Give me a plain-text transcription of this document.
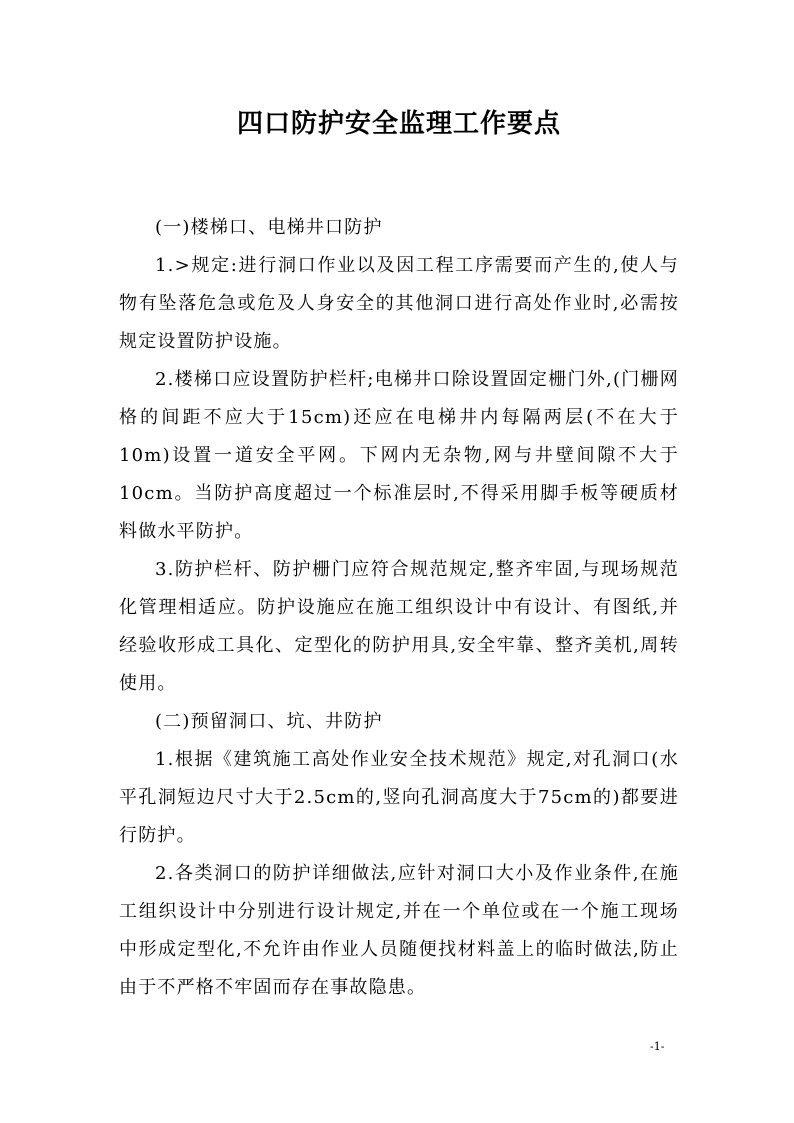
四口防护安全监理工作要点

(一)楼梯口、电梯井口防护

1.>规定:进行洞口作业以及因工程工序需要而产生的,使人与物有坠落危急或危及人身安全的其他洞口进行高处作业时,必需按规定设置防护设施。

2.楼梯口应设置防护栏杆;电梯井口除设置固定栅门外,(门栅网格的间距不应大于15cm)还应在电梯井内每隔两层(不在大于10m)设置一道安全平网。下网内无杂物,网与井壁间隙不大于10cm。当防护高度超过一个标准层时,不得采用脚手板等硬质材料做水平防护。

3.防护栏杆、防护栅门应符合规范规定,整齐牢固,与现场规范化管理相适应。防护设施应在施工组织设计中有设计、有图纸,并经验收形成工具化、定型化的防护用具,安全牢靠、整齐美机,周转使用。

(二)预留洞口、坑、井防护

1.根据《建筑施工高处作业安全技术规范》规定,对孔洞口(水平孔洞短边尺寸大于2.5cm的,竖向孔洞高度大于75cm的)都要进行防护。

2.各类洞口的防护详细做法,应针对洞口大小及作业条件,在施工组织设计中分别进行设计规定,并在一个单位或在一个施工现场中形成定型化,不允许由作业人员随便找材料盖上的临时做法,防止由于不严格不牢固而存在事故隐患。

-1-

EXERCISE DESCRIPTION
Exactly reproduce each record, leaving out any pictures.

EXERCISE SOLUTION
Give me a plain-text transcription of this document.
四口防护安全监理工作要点

(一)楼梯口、电梯井口防护

1.>规定:进行洞口作业以及因工程工序需要而产生的,使人与物有坠落危急或危及人身安全的其他洞口进行高处作业时,必需按规定设置防护设施。

2.楼梯口应设置防护栏杆;电梯井口除设置固定栅门外,(门栅网格的间距不应大于15cm)还应在电梯井内每隔两层(不在大于10m)设置一道安全平网。下网内无杂物,网与井壁间隙不大于10cm。当防护高度超过一个标准层时,不得采用脚手板等硬质材料做水平防护。

3.防护栏杆、防护栅门应符合规范规定,整齐牢固,与现场规范化管理相适应。防护设施应在施工组织设计中有设计、有图纸,并经验收形成工具化、定型化的防护用具,安全牢靠、整齐美机,周转使用。

(二)预留洞口、坑、井防护

1.根据《建筑施工高处作业安全技术规范》规定,对孔洞口(水平孔洞短边尺寸大于2.5cm的,竖向孔洞高度大于75cm的)都要进行防护。

2.各类洞口的防护详细做法,应针对洞口大小及作业条件,在施工组织设计中分别进行设计规定,并在一个单位或在一个施工现场中形成定型化,不允许由作业人员随便找材料盖上的临时做法,防止由于不严格不牢固而存在事故隐患。

-1-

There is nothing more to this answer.